(GIVEN INFORMATION)
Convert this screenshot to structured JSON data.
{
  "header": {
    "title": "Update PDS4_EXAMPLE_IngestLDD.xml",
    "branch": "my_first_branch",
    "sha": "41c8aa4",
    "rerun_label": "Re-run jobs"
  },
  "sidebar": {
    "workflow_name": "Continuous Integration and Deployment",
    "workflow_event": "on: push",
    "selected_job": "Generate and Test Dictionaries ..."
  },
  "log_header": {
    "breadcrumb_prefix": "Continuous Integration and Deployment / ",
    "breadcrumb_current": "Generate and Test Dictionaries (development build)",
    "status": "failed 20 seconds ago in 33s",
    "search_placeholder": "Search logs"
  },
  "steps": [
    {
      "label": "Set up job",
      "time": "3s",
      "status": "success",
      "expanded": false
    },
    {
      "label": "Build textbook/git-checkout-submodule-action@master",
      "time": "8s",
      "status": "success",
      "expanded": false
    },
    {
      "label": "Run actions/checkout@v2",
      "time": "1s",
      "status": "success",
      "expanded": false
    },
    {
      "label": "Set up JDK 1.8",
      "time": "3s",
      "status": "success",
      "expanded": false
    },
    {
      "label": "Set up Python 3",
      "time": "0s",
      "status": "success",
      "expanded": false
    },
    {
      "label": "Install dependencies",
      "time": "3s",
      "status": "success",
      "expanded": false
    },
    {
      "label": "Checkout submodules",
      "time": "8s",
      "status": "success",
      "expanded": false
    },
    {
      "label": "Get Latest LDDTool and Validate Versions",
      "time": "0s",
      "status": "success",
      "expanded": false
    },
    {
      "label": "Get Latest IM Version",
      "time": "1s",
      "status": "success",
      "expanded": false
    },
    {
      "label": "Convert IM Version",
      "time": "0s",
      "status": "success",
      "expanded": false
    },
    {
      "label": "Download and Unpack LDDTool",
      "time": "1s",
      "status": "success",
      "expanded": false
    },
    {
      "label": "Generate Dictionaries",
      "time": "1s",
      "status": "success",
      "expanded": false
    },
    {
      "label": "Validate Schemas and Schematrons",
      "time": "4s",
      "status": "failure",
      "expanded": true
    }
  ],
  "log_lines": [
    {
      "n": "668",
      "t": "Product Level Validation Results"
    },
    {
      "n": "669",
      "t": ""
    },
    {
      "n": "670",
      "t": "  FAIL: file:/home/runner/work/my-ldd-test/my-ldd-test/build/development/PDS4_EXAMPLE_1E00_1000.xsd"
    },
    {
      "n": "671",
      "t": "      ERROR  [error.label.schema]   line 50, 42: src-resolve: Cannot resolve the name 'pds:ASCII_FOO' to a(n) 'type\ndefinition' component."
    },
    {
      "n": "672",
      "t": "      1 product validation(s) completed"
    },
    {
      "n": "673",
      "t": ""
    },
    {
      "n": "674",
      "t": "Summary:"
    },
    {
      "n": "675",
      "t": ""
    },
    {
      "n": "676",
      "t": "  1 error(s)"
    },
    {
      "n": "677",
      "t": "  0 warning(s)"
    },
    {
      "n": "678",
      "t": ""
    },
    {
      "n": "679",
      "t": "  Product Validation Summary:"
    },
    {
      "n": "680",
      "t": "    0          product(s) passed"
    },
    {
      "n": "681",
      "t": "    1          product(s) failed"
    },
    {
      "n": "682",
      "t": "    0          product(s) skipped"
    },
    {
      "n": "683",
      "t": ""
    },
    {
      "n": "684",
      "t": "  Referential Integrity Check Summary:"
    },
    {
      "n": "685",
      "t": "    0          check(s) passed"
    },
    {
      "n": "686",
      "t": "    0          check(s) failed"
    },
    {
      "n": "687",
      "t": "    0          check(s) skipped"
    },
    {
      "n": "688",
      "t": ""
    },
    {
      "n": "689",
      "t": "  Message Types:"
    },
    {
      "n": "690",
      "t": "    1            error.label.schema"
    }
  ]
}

(SHORT PROBLEM) Return the material in full, exactly as shown.

(THE REPLY)
Convert this screenshot to structured JSON data.
{
  "header": {
    "title": "Update PDS4_EXAMPLE_IngestLDD.xml",
    "branch": "my_first_branch",
    "sha": "41c8aa4",
    "rerun_label": "Re-run jobs"
  },
  "sidebar": {
    "workflow_name": "Continuous Integration and Deployment",
    "workflow_event": "on: push",
    "selected_job": "Generate and Test Dictionaries ..."
  },
  "log_header": {
    "breadcrumb_prefix": "Continuous Integration and Deployment / ",
    "breadcrumb_current": "Generate and Test Dictionaries (development build)",
    "status": "failed 20 seconds ago in 33s",
    "search_placeholder": "Search logs"
  },
  "steps": [
    {
      "label": "Set up job",
      "time": "3s",
      "status": "success",
      "expanded": false
    },
    {
      "label": "Build textbook/git-checkout-submodule-action@master",
      "time": "8s",
      "status": "success",
      "expanded": false
    },
    {
      "label": "Run actions/checkout@v2",
      "time": "1s",
      "status": "success",
      "expanded": false
    },
    {
      "label": "Set up JDK 1.8",
      "time": "3s",
      "status": "success",
      "expanded": false
    },
    {
      "label": "Set up Python 3",
      "time": "0s",
      "status": "success",
      "expanded": false
    },
    {
      "label": "Install dependencies",
      "time": "3s",
      "status": "success",
      "expanded": false
    },
    {
      "label": "Checkout submodules",
      "time": "8s",
      "status": "success",
      "expanded": false
    },
    {
      "label": "Get Latest LDDTool and Validate Versions",
      "time": "0s",
      "status": "success",
      "expanded": false
    },
    {
      "label": "Get Latest IM Version",
      "time": "1s",
      "status": "success",
      "expanded": false
    },
    {
      "label": "Convert IM Version",
      "time": "0s",
      "status": "success",
      "expanded": false
    },
    {
      "label": "Download and Unpack LDDTool",
      "time": "1s",
      "status": "success",
      "expanded": false
    },
    {
      "label": "Generate Dictionaries",
      "time": "1s",
      "status": "success",
      "expanded": false
    },
    {
      "label": "Validate Schemas and Schematrons",
      "time": "4s",
      "status": "failure",
      "expanded": true
    }
  ],
  "log_lines": [
    {
      "n": "668",
      "t": "Product Level Validation Results"
    },
    {
      "n": "669",
      "t": ""
    },
    {
      "n": "670",
      "t": "  FAIL: file:/home/runner/work/my-ldd-test/my-ldd-test/build/development/PDS4_EXAMPLE_1E00_1000.xsd"
    },
    {
      "n": "671",
      "t": "      ERROR  [error.label.schema]   line 50, 42: src-resolve: Cannot resolve the name 'pds:ASCII_FOO' to a(n) 'type\ndefinition' component."
    },
    {
      "n": "672",
      "t": "      1 product validation(s) completed"
    },
    {
      "n": "673",
      "t": ""
    },
    {
      "n": "674",
      "t": "Summary:"
    },
    {
      "n": "675",
      "t": ""
    },
    {
      "n": "676",
      "t": "  1 error(s)"
    },
    {
      "n": "677",
      "t": "  0 warning(s)"
    },
    {
      "n": "678",
      "t": ""
    },
    {
      "n": "679",
      "t": "  Product Validation Summary:"
    },
    {
      "n": "680",
      "t": "    0          product(s) passed"
    },
    {
      "n": "681",
      "t": "    1          product(s) failed"
    },
    {
      "n": "682",
      "t": "    0          product(s) skipped"
    },
    {
      "n": "683",
      "t": ""
    },
    {
      "n": "684",
      "t": "  Referential Integrity Check Summary:"
    },
    {
      "n": "685",
      "t": "    0          check(s) passed"
    },
    {
      "n": "686",
      "t": "    0          check(s) failed"
    },
    {
      "n": "687",
      "t": "    0          check(s) skipped"
    },
    {
      "n": "688",
      "t": ""
    },
    {
      "n": "689",
      "t": "  Message Types:"
    },
    {
      "n": "690",
      "t": "    1            error.label.schema"
    }
  ]
}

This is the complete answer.